GIVEN PROBLEM → What follows are records. Restate all of them word for word.
====== DATA IN THIS EXERCISE ======
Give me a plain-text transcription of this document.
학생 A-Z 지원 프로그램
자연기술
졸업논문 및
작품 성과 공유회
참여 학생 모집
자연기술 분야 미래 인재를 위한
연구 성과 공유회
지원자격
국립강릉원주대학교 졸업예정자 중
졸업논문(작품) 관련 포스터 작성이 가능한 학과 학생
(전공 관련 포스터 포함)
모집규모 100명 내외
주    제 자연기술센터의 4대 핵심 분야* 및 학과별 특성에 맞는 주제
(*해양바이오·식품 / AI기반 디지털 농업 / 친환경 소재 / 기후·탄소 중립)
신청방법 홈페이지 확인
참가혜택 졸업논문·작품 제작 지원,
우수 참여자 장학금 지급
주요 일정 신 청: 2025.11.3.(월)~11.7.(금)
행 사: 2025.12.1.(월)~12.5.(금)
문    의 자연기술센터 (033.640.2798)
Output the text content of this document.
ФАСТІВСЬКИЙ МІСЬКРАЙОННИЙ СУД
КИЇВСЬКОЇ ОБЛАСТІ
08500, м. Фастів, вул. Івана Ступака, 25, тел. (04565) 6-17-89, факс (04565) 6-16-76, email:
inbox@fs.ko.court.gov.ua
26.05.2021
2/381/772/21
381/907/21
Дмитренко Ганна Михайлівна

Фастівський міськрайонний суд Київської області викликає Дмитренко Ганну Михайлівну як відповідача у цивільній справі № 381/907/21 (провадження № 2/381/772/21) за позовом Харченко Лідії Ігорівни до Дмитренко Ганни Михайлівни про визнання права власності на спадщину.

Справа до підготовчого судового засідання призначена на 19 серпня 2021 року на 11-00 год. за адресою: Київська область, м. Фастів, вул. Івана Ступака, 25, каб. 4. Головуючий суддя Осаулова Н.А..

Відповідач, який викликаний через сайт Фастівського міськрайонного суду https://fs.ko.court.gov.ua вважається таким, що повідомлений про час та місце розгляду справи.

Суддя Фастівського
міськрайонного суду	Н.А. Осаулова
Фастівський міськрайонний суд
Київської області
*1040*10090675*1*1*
======
ANSWER TO THE PROBLEM →
Give me a plain-text transcription of this document.
학생 A-Z 지원 프로그램
자연기술
졸업논문 및
작품 성과 공유회
참여 학생 모집
자연기술 분야 미래 인재를 위한
연구 성과 공유회
지원자격
국립강릉원주대학교 졸업예정자 중
졸업논문(작품) 관련 포스터 작성이 가능한 학과 학생
(전공 관련 포스터 포함)
모집규모 100명 내외
주    제 자연기술센터의 4대 핵심 분야* 및 학과별 특성에 맞는 주제
(*해양바이오·식품 / AI기반 디지털 농업 / 친환경 소재 / 기후·탄소 중립)
신청방법 홈페이지 확인
참가혜택 졸업논문·작품 제작 지원,
우수 참여자 장학금 지급
주요 일정 신 청: 2025.11.3.(월)~11.7.(금)
행 사: 2025.12.1.(월)~12.5.(금)
문    의 자연기술센터 (033.640.2798)
Output the text content of this document.
ФАСТІВСЬКИЙ МІСЬКРАЙОННИЙ СУД
КИЇВСЬКОЇ ОБЛАСТІ
08500, м. Фастів, вул. Івана Ступака, 25, тел. (04565) 6-17-89, факс (04565) 6-16-76, email:
inbox@fs.ko.court.gov.ua
26.05.2021
2/381/772/21
381/907/21
Дмитренко Ганна Михайлівна

Фастівський міськрайонний суд Київської області викликає Дмитренко Ганну Михайлівну як відповідача у цивільній справі № 381/907/21 (провадження № 2/381/772/21) за позовом Харченко Лідії Ігорівни до Дмитренко Ганни Михайлівни про визнання права власності на спадщину.

Справа до підготовчого судового засідання призначена на 19 серпня 2021 року на 11-00 год. за адресою: Київська область, м. Фастів, вул. Івана Ступака, 25, каб. 4. Головуючий суддя Осаулова Н.А..

Відповідач, який викликаний через сайт Фастівського міськрайонного суду https://fs.ko.court.gov.ua вважається таким, що повідомлений про час та місце розгляду справи.

Суддя Фастівського
міськрайонного суду	Н.А. Осаулова
Фастівський міськрайонний суд
Київської області
*1040*10090675*1*1*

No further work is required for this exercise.